** start Stored data **

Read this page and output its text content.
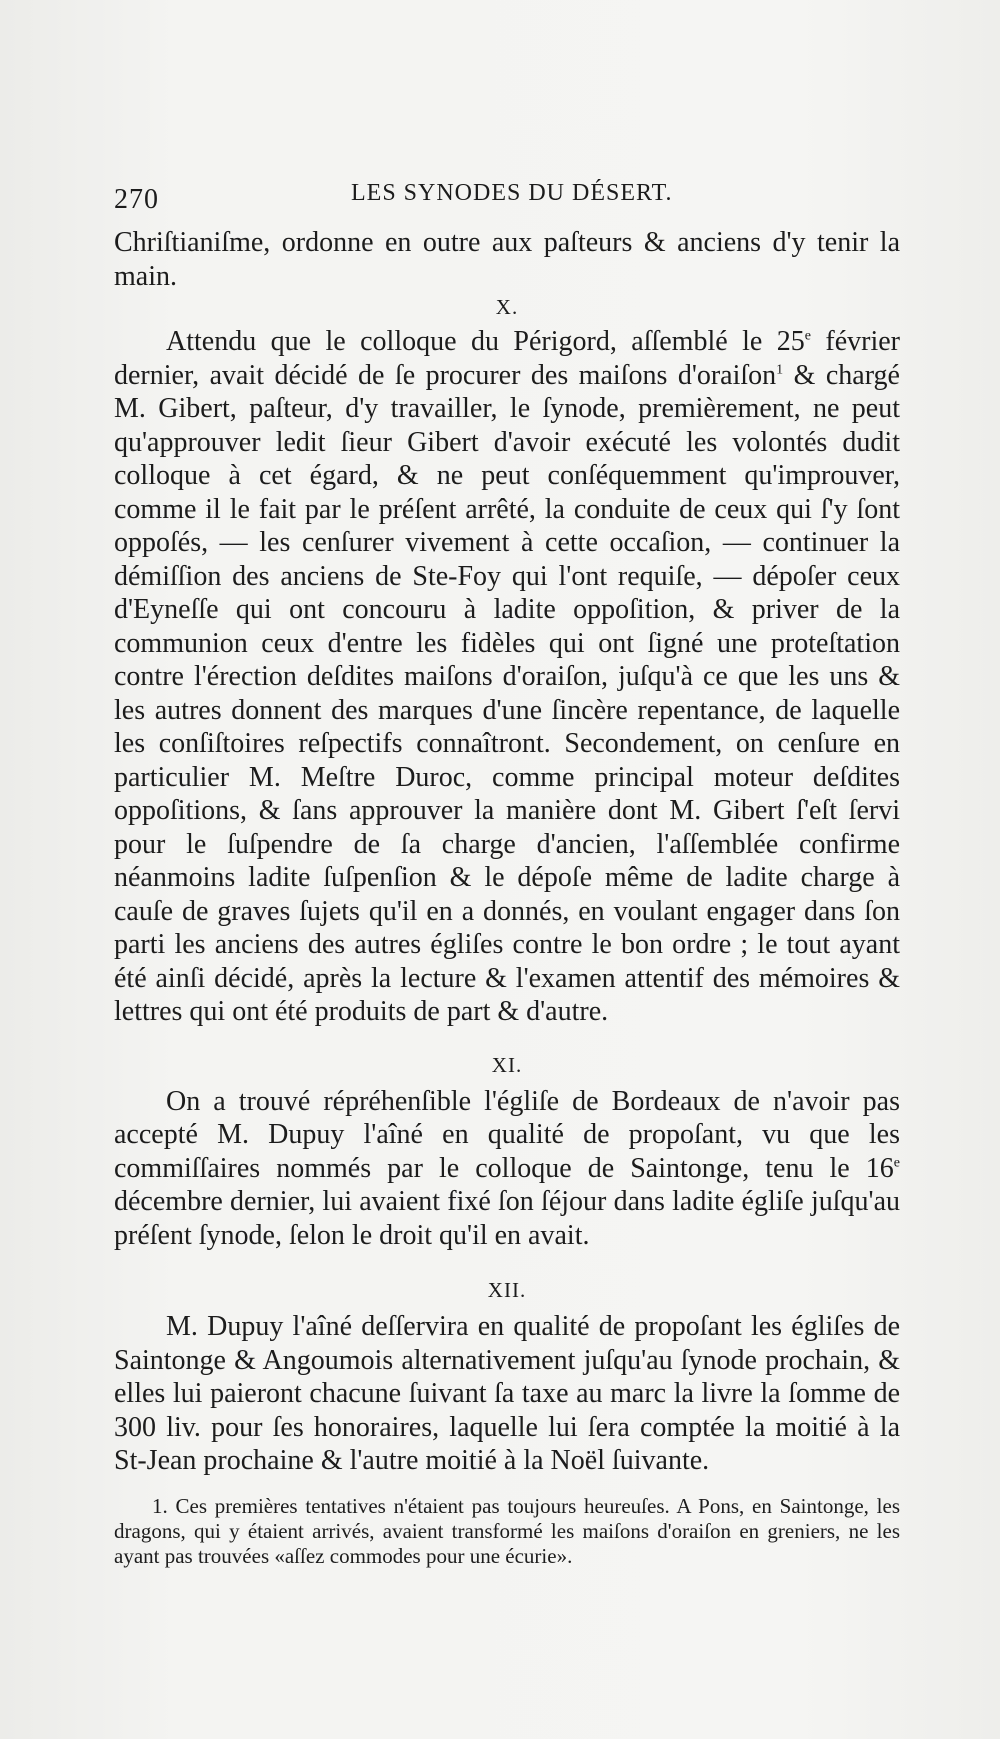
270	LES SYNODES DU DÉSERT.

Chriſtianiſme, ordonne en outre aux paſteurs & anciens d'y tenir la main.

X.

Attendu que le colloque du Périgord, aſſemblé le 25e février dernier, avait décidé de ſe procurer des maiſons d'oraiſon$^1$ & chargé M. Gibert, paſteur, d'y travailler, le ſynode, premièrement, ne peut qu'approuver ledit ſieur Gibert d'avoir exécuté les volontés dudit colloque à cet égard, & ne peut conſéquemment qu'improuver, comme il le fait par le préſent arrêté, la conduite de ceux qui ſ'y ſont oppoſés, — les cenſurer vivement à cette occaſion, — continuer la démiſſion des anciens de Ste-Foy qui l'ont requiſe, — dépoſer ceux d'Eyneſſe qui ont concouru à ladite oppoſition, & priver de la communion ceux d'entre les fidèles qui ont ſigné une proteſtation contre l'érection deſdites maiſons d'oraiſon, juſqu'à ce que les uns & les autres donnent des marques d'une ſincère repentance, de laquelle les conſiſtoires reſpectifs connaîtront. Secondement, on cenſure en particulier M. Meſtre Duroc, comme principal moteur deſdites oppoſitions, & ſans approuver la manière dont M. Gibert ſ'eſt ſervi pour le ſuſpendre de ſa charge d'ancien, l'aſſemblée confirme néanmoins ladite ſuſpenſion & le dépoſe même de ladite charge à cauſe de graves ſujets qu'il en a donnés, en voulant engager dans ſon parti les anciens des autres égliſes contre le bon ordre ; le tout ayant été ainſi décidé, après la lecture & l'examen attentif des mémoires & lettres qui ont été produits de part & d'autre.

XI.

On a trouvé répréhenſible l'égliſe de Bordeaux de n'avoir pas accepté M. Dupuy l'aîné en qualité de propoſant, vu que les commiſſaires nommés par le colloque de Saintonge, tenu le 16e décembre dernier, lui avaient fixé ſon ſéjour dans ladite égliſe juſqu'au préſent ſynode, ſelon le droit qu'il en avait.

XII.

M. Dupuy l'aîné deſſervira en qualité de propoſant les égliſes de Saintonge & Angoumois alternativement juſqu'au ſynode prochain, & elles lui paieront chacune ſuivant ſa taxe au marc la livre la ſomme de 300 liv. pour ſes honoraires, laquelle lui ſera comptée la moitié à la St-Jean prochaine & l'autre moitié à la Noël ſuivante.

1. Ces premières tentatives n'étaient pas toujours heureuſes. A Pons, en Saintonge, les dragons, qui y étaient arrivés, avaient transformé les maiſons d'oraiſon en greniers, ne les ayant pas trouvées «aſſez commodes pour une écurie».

** end Stored data **
** start Stored data **

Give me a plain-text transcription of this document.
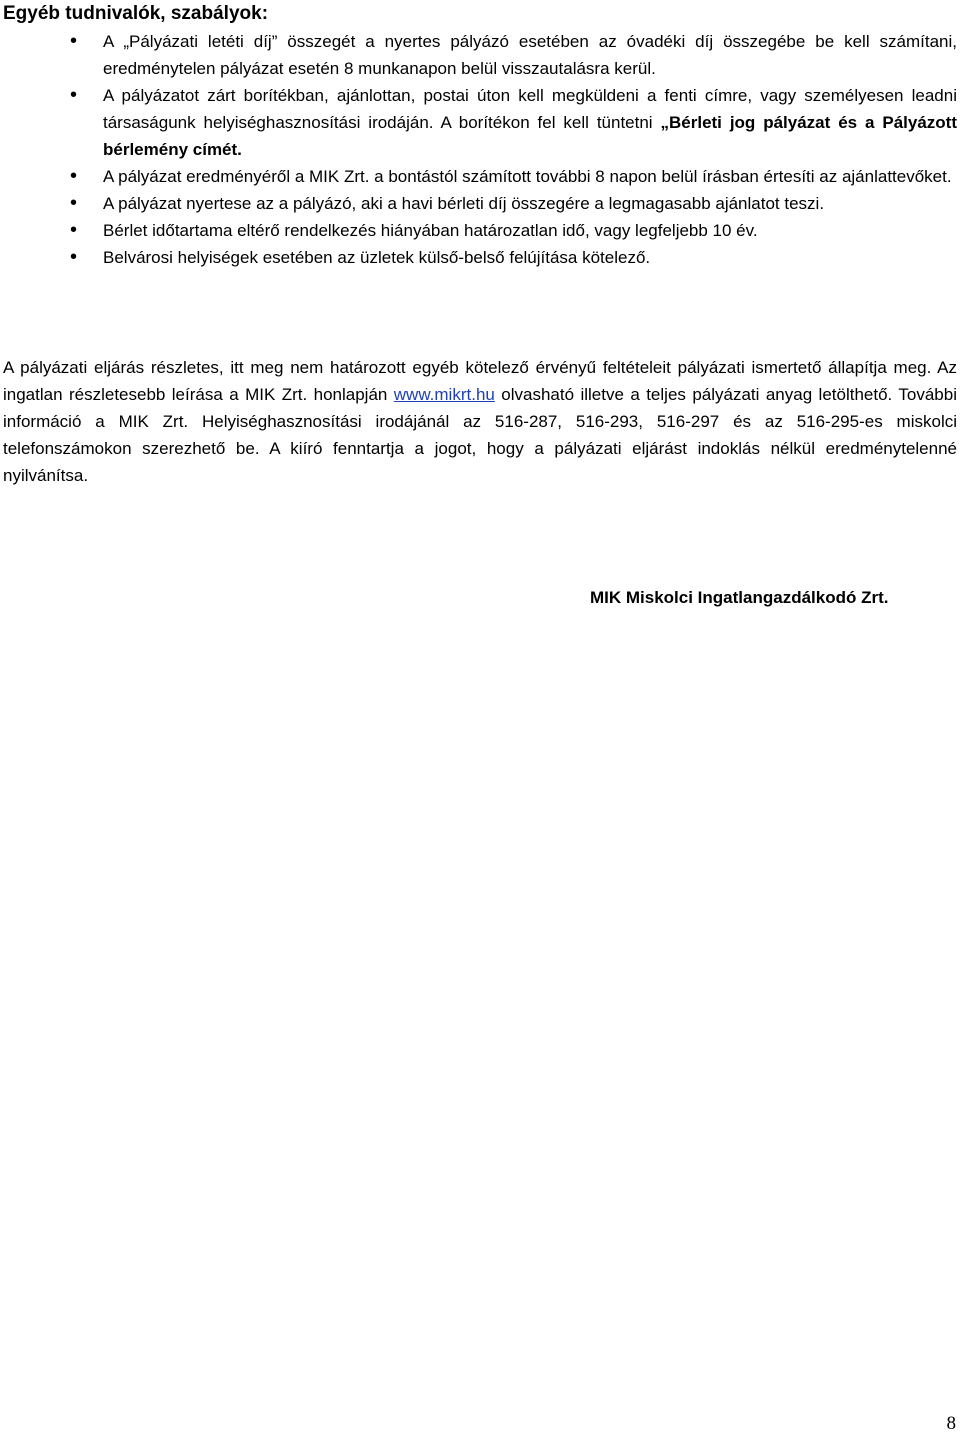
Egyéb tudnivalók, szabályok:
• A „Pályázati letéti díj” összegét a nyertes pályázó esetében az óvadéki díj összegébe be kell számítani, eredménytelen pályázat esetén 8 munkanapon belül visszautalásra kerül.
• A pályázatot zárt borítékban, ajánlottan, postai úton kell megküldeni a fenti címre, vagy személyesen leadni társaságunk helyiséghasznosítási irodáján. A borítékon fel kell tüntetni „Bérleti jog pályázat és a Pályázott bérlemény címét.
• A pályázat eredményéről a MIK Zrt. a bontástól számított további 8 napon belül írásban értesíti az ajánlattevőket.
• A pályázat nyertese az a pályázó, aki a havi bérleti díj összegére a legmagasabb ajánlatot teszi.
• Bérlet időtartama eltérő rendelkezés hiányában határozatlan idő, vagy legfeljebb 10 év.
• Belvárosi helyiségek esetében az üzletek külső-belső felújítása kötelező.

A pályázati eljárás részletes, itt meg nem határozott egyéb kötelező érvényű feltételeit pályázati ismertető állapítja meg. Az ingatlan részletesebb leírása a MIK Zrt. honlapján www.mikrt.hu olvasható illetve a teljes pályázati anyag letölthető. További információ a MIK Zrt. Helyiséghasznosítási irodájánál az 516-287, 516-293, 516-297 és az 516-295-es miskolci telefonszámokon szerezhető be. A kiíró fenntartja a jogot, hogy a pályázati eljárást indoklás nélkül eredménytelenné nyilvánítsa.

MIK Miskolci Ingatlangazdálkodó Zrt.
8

** end Stored data **

* _Task directions_:
Each line holding the word "vagy" counts once; report the total and nothing else.

* _Completed exercise_:
2